— START —

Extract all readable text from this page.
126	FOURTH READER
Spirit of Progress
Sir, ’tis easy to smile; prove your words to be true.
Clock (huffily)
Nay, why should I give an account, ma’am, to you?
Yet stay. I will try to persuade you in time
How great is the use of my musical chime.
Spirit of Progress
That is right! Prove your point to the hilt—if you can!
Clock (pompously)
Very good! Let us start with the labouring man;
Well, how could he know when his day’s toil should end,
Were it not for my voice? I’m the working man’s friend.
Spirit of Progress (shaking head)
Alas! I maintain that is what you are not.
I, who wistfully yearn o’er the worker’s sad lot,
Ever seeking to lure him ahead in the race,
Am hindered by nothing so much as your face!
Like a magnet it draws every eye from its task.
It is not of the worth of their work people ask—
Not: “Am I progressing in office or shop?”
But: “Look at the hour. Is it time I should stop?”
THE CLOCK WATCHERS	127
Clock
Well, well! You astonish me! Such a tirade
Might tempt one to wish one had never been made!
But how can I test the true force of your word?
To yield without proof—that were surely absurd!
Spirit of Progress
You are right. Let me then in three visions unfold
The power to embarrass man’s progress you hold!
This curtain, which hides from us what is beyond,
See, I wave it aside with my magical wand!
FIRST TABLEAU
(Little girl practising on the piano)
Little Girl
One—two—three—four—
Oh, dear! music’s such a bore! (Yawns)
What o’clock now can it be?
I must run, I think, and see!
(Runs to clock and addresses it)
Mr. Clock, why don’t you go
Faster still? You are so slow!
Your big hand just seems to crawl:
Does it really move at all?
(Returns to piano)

— END —

● Directive
Write out every line exactly as it stands.

● Solution to the exercise
Extract all readable text from this page.
126	FOURTH READER
Spirit of Progress
Sir, ’tis easy to smile; prove your words to be true.
Clock (huffily)
Nay, why should I give an account, ma’am, to you?
Yet stay. I will try to persuade you in time
How great is the use of my musical chime.
Spirit of Progress
That is right! Prove your point to the hilt—if you can!
Clock (pompously)
Very good! Let us start with the labouring man;
Well, how could he know when his day’s toil should end,
Were it not for my voice? I’m the working man’s friend.
Spirit of Progress (shaking head)
Alas! I maintain that is what you are not.
I, who wistfully yearn o’er the worker’s sad lot,
Ever seeking to lure him ahead in the race,
Am hindered by nothing so much as your face!
Like a magnet it draws every eye from its task.
It is not of the worth of their work people ask—
Not: “Am I progressing in office or shop?”
But: “Look at the hour. Is it time I should stop?”
THE CLOCK WATCHERS	127
Clock
Well, well! You astonish me! Such a tirade
Might tempt one to wish one had never been made!
But how can I test the true force of your word?
To yield without proof—that were surely absurd!
Spirit of Progress
You are right. Let me then in three visions unfold
The power to embarrass man’s progress you hold!
This curtain, which hides from us what is beyond,
See, I wave it aside with my magical wand!
FIRST TABLEAU
(Little girl practising on the piano)
Little Girl
One—two—three—four—
Oh, dear! music’s such a bore! (Yawns)
What o’clock now can it be?
I must run, I think, and see!
(Runs to clock and addresses it)
Mr. Clock, why don’t you go
Faster still? You are so slow!
Your big hand just seems to crawl:
Does it really move at all?
(Returns to piano)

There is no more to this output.